## Start
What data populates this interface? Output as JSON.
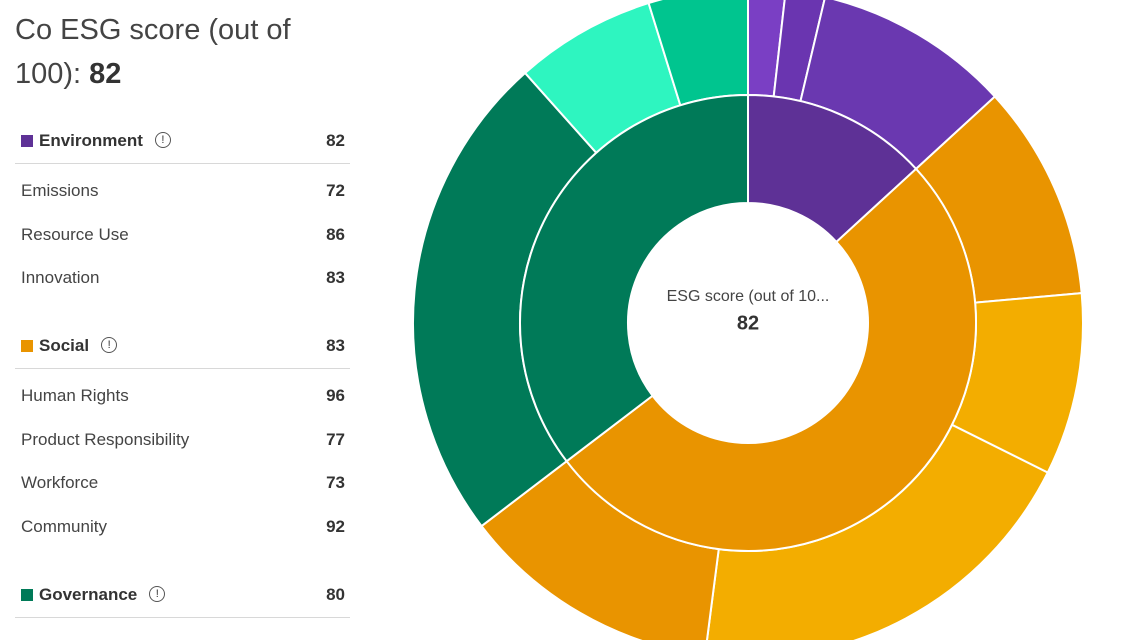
{
  "header": {
    "title": "Co ESG score (out of 100):",
    "score": 82
  },
  "sections": [
    {
      "name": "Environment",
      "score": 82,
      "color": "#5e3196",
      "items": [
        {
          "name": "Emissions",
          "score": 72
        },
        {
          "name": "Resource Use",
          "score": 86
        },
        {
          "name": "Innovation",
          "score": 83
        }
      ]
    },
    {
      "name": "Social",
      "score": 83,
      "color": "#e99400",
      "items": [
        {
          "name": "Human Rights",
          "score": 96
        },
        {
          "name": "Product Responsibility",
          "score": 77
        },
        {
          "name": "Workforce",
          "score": 73
        },
        {
          "name": "Community",
          "score": 92
        }
      ]
    },
    {
      "name": "Governance",
      "score": 80,
      "color": "#007a58",
      "items": []
    }
  ],
  "chart_data": {
    "type": "sunburst",
    "center_label": "ESG score (out of 10...",
    "center_value": 82,
    "groups": [
      {
        "color": "#5e3196",
        "children": [
          {
            "weight": 1.8,
            "color": "#7a3fc4"
          },
          {
            "weight": 1.9,
            "color": "#6a35b0"
          },
          {
            "weight": 9.5,
            "color": "#6a38b0"
          }
        ]
      },
      {
        "color": "#e99400",
        "children": [
          {
            "weight": 10.4,
            "color": "#e99400"
          },
          {
            "weight": 8.8,
            "color": "#f3ad00"
          },
          {
            "weight": 19.7,
            "color": "#f3ad00"
          },
          {
            "weight": 12.6,
            "color": "#e99400"
          }
        ]
      },
      {
        "color": "#007a58",
        "children": [
          {
            "weight": 23.8,
            "color": "#007a58"
          },
          {
            "weight": 6.8,
            "color": "#2ef5c0"
          },
          {
            "weight": 4.8,
            "color": "#00c58f"
          }
        ]
      }
    ]
  }
}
## End
> Written problem
Where a line in the entries holds the word "name", copy that line.

> Task response
      "name": "Environment",
          "name": "Emissions",
          "name": "Resource Use",
          "name": "Innovation",
      "name": "Social",
          "name": "Human Rights",
          "name": "Product Responsibility",
          "name": "Workforce",
          "name": "Community",
      "name": "Governance",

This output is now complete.